(Extracts from a graphics dataset)
◇ ◇ ◇ ◇

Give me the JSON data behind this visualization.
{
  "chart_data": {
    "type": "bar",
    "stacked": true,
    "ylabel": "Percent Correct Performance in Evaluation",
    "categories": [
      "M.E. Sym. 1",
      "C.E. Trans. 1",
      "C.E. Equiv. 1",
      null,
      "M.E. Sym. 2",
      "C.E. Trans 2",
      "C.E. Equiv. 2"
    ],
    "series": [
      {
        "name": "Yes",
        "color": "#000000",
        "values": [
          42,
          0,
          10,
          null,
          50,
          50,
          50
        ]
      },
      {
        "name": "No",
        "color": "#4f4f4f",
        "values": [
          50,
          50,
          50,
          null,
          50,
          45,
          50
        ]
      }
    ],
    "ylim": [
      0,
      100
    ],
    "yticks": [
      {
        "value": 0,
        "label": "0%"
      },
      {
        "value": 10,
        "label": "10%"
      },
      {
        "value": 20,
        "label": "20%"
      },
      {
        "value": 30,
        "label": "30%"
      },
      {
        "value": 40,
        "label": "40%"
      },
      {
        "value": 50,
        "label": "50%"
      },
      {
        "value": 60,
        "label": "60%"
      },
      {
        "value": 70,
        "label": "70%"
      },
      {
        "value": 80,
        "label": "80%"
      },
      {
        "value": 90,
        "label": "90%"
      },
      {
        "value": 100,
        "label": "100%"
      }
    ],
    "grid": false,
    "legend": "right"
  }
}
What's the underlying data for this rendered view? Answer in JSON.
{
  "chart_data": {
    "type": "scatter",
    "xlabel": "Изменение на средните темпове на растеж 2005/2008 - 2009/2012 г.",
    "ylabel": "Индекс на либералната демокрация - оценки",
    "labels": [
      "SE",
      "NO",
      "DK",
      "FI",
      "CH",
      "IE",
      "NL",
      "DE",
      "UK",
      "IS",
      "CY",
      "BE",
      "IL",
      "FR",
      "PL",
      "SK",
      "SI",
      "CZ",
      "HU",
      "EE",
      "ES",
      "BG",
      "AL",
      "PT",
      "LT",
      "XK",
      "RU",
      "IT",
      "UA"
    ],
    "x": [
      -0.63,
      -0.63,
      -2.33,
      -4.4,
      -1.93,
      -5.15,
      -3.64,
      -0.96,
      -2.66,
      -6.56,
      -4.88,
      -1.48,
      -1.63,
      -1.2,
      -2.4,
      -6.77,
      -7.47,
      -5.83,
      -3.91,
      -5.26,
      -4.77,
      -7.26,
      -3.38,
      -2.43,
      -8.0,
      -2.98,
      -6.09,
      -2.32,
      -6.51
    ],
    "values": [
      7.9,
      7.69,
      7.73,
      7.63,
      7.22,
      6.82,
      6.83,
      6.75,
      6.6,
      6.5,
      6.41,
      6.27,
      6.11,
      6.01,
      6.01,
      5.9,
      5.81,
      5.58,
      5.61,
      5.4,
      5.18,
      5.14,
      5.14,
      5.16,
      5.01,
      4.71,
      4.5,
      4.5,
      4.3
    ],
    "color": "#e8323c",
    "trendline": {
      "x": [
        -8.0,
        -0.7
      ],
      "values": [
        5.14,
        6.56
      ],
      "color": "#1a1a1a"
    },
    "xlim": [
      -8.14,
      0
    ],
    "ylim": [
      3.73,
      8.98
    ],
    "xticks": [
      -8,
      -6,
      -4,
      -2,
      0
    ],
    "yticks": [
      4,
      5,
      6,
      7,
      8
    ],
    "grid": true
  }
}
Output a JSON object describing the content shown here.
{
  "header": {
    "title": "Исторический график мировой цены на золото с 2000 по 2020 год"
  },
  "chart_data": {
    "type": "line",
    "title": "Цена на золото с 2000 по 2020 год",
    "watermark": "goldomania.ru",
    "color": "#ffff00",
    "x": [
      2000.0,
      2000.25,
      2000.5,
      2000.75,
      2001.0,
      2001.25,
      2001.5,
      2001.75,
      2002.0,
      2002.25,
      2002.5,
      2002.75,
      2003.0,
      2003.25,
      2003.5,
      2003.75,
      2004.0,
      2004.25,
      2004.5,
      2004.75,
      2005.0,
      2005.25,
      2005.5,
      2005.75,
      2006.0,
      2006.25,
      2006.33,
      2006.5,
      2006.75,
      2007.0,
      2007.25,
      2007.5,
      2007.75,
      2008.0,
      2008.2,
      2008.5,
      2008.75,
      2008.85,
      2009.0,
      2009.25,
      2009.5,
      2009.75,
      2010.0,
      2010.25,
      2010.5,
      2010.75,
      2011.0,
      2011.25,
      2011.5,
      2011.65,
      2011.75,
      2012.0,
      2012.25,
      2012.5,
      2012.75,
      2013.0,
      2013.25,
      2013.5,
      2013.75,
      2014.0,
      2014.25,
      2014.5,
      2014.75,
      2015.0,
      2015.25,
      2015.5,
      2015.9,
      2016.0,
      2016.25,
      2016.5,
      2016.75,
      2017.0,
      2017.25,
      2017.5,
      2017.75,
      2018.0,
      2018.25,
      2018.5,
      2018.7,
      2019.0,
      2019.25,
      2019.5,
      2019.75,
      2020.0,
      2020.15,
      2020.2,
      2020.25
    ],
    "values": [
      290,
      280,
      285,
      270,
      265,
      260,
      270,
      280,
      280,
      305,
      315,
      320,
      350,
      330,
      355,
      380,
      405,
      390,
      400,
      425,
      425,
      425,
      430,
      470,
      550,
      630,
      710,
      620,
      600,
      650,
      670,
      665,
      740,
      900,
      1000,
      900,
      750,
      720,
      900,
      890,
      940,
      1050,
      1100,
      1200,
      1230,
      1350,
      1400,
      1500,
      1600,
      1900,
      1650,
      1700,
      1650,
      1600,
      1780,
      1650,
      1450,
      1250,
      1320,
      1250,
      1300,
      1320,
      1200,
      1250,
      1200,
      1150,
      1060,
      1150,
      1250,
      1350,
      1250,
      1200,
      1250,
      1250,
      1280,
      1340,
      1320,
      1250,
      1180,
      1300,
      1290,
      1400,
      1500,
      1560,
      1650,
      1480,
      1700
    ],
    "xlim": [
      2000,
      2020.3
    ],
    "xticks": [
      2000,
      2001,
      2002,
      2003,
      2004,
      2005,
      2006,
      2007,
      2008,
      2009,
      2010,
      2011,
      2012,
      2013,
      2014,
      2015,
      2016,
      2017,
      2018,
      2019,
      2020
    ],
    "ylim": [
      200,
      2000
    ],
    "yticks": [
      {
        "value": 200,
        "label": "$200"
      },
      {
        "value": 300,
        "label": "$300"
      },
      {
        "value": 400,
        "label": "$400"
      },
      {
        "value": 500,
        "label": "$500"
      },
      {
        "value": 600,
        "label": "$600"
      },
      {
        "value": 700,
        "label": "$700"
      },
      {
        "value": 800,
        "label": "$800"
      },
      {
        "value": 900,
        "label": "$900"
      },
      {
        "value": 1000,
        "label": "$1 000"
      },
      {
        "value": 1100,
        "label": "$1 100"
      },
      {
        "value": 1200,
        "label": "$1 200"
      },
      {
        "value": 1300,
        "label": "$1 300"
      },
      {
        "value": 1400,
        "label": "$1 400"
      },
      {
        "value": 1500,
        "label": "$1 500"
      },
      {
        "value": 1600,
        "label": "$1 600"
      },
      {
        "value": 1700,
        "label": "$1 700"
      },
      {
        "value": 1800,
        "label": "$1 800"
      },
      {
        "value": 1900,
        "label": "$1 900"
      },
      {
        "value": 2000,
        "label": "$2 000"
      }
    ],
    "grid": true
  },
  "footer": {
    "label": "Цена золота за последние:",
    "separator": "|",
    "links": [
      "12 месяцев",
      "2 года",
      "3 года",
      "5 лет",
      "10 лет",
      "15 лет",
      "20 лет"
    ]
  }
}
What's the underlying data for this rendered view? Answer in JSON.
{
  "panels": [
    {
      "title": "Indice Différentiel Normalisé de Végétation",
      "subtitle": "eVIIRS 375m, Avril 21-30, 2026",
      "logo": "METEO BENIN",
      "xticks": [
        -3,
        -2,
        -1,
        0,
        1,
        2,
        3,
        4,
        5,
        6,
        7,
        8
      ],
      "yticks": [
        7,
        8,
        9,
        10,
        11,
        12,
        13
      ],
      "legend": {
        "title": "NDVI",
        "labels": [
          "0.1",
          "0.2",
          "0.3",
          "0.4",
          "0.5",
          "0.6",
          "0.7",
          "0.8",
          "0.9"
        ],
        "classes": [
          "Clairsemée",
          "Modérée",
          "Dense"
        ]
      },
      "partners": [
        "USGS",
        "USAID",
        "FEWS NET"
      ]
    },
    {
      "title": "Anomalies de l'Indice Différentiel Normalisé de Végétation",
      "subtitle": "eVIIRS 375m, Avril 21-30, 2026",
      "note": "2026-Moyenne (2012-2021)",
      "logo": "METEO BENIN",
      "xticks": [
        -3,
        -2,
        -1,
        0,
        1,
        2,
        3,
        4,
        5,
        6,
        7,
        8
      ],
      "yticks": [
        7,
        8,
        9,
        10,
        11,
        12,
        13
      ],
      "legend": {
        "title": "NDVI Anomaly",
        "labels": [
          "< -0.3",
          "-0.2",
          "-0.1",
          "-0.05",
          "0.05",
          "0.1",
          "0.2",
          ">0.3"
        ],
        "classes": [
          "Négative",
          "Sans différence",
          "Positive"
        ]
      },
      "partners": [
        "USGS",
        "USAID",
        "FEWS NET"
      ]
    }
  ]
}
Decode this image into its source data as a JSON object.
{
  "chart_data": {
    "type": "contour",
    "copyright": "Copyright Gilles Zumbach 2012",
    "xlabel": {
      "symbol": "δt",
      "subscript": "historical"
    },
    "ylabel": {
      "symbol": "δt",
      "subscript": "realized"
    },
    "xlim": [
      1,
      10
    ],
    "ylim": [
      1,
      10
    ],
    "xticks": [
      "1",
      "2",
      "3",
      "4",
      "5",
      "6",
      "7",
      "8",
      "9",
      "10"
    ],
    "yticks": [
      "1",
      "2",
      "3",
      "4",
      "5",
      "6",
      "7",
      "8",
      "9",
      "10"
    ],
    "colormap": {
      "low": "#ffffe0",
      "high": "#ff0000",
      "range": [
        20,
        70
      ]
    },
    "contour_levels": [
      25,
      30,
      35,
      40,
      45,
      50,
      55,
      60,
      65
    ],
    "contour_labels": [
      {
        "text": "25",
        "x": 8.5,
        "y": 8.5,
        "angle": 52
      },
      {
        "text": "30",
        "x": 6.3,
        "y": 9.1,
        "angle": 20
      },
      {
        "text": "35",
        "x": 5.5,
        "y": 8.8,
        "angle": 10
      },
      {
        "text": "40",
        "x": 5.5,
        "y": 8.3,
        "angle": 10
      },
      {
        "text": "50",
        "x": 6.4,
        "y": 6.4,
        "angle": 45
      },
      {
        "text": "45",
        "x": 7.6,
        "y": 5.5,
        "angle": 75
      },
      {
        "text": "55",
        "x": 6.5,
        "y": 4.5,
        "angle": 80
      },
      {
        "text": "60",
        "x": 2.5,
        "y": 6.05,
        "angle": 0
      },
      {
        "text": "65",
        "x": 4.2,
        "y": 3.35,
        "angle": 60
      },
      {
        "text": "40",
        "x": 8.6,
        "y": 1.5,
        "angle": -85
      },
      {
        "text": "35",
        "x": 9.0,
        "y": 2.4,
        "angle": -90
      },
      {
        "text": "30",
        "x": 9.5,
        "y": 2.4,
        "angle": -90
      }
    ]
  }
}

◇ ◇ ◇ ◇

▶ SET EXERCISE: Establish how many lines of the records contain the string "xlabel" and state that number without elaboration.

▶ TASK ANSWER: 2